* Start AVAILABLE RECORDS *
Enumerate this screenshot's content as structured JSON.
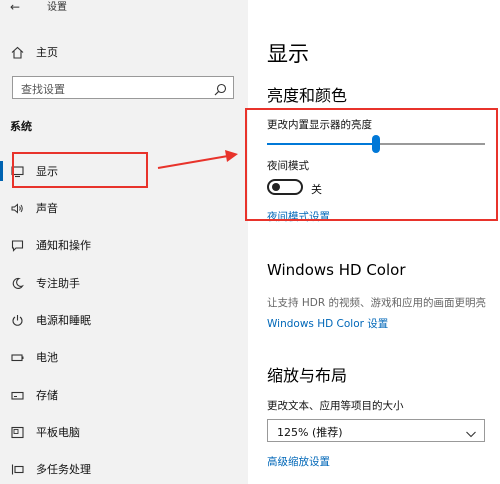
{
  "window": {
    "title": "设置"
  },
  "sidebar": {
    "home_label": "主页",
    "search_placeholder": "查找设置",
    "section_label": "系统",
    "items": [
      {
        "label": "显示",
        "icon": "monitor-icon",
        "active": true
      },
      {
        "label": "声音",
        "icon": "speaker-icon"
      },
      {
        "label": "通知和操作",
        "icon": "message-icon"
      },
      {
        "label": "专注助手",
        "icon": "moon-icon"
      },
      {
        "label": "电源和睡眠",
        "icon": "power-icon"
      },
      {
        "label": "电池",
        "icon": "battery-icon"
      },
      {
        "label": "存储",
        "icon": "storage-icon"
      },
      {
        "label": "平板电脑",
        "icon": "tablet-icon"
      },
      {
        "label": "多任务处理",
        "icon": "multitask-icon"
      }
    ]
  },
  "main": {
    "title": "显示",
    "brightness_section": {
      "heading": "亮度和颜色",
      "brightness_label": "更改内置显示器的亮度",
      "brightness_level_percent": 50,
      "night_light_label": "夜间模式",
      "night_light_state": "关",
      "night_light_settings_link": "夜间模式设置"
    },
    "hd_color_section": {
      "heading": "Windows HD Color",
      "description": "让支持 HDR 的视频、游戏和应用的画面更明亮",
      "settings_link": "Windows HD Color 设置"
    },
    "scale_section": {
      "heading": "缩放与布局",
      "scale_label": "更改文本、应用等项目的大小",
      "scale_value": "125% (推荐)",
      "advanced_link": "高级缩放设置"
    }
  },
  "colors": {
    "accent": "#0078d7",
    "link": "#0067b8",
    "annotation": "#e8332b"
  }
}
* End AVAILABLE RECORDS *
* Start AVAILABLE RECORDS *
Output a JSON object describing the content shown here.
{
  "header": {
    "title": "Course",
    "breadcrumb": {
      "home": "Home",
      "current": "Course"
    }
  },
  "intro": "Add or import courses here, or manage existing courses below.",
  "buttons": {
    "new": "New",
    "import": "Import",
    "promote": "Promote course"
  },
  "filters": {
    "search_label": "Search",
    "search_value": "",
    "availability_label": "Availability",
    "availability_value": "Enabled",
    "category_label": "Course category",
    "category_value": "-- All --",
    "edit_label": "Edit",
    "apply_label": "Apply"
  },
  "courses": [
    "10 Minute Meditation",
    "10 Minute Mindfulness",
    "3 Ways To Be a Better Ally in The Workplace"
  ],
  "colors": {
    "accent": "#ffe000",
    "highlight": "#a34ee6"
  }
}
* End AVAILABLE RECORDS *
* Start AVAILABLE RECORDS *
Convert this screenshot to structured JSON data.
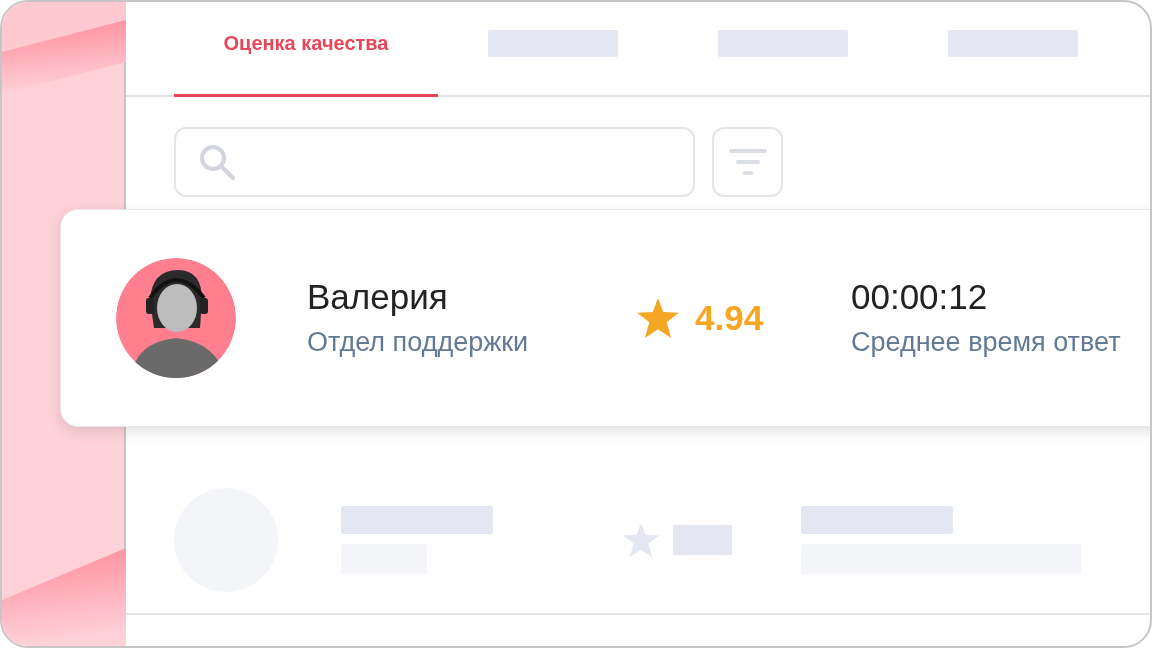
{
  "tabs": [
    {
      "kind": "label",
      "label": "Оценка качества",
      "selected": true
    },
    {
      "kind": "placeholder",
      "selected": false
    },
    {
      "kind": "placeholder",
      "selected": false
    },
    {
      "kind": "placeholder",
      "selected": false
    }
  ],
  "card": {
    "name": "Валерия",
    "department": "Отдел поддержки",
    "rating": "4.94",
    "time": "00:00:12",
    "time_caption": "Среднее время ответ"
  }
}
* End AVAILABLE RECORDS *
__TASK DESCRIPTION__. Track down all lines above with the string "heading" and copy them.

__THE REPLY__.
      "heading": "亮度和颜色",
      "heading": "Windows HD Color",
      "heading": "缩放与布局",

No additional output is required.